Goal of the exercise: How many lines of these entries hold the string "view"? Answer with the number alone.
── Data records
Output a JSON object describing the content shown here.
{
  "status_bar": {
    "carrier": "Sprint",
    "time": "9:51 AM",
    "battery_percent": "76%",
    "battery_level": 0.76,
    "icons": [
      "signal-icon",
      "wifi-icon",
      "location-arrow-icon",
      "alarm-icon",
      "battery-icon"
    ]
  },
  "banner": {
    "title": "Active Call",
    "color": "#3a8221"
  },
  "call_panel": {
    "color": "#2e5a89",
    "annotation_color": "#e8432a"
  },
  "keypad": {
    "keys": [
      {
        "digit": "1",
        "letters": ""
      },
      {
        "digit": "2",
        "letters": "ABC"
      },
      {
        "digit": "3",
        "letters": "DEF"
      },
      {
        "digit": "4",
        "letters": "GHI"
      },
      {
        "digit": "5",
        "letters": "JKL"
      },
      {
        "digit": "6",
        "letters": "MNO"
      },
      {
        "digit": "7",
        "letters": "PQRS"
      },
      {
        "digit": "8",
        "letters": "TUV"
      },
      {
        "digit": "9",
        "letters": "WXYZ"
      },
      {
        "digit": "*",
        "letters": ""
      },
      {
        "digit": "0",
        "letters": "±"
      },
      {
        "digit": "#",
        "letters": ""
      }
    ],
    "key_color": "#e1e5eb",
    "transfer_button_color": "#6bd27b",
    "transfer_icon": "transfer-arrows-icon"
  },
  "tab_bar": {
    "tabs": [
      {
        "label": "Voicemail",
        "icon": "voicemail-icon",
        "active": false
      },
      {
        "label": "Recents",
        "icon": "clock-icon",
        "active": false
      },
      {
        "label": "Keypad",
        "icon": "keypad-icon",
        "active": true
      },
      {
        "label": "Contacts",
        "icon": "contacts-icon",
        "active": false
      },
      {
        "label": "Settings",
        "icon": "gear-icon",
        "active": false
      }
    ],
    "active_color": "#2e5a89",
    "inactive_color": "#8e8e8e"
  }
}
────
── Data records
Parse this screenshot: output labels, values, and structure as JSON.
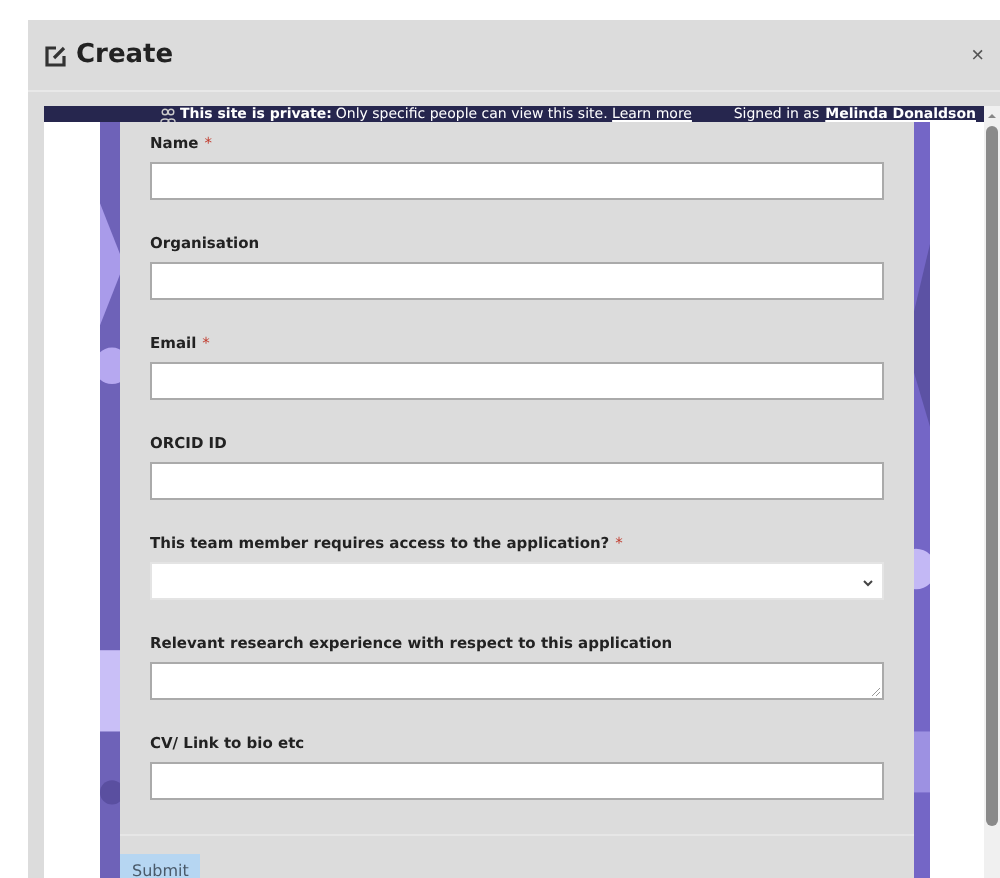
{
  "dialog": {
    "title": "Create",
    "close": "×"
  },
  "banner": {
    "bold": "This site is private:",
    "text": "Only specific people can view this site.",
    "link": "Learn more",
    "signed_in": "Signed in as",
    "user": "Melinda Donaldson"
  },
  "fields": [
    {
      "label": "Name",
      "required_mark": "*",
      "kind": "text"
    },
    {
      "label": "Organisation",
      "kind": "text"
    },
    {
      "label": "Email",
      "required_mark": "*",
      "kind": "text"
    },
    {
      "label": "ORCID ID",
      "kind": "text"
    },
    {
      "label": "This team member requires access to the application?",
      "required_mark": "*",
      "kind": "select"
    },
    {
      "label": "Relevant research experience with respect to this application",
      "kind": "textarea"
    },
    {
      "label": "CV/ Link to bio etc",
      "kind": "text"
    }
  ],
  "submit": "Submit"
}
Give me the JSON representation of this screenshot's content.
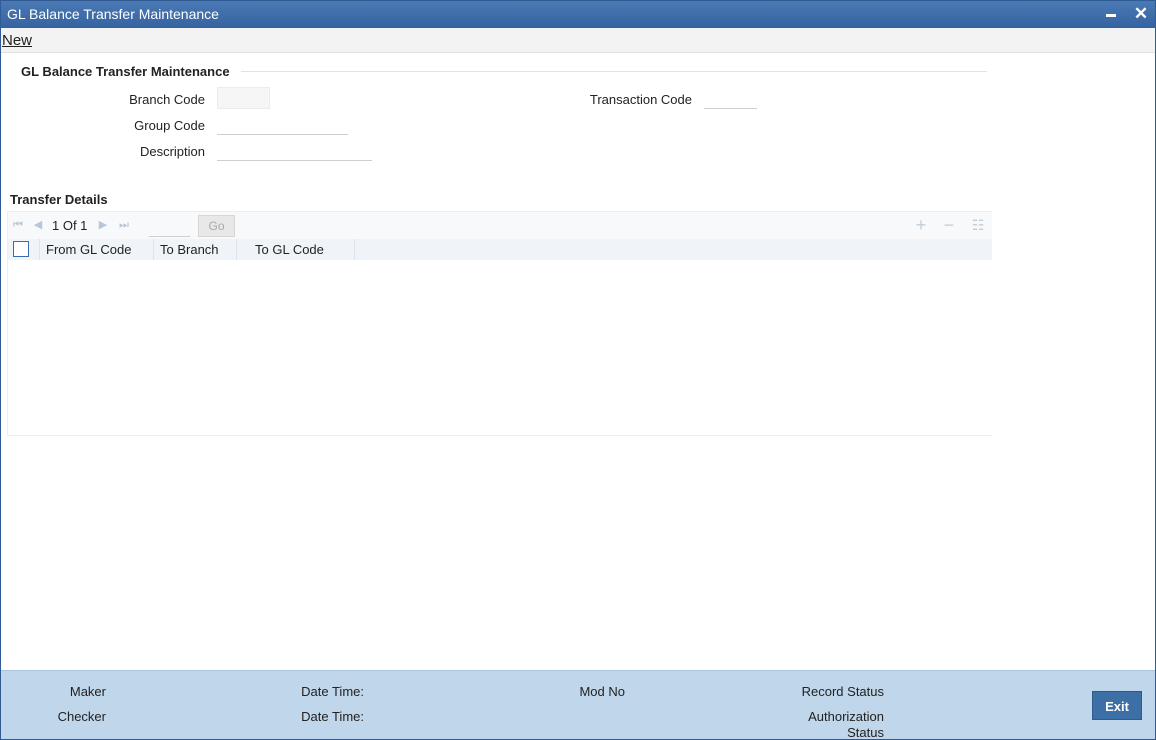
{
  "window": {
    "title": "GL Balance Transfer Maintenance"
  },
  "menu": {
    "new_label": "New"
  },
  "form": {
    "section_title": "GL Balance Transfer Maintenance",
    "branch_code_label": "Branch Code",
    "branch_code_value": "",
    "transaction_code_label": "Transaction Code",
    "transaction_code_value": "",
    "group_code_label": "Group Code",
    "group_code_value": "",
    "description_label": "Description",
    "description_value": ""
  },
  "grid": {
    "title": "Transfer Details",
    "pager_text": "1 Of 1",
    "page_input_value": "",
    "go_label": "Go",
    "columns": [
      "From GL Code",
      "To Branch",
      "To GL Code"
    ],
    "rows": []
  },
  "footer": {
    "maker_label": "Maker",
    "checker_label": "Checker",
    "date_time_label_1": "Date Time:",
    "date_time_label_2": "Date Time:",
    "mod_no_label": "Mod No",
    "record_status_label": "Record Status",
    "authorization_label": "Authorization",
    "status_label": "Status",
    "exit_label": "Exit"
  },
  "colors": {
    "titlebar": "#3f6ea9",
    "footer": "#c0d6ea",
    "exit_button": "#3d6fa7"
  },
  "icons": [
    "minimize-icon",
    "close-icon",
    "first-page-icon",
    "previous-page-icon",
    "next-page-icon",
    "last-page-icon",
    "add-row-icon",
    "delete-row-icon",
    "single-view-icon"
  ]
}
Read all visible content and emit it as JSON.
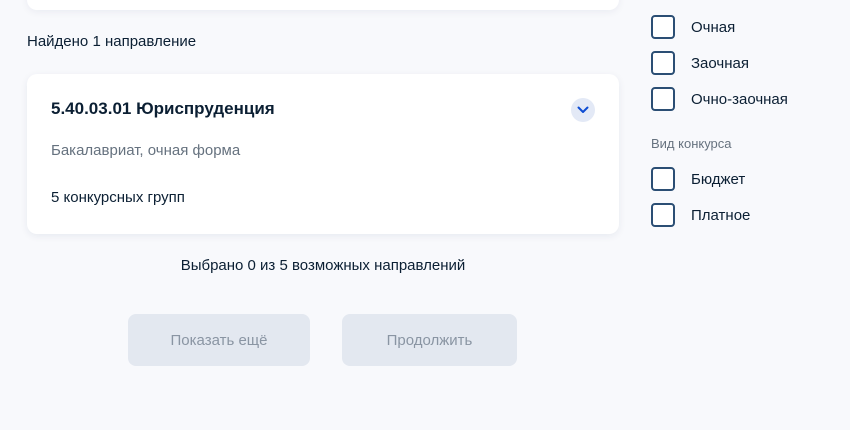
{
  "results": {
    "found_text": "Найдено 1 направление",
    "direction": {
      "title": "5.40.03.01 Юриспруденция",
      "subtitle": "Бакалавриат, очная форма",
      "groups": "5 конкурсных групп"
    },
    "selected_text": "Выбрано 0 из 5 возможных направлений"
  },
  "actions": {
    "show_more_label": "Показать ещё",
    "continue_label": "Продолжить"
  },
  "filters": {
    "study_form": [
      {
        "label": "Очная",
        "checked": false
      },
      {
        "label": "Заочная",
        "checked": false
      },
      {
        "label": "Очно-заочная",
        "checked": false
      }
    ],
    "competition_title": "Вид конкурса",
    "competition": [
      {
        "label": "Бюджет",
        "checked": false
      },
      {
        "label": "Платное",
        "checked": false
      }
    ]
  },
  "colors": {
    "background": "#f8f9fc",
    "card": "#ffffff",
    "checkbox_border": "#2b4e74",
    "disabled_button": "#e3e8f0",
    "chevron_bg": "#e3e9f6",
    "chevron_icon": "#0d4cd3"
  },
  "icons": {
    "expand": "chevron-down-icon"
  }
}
────
Worked solution: 2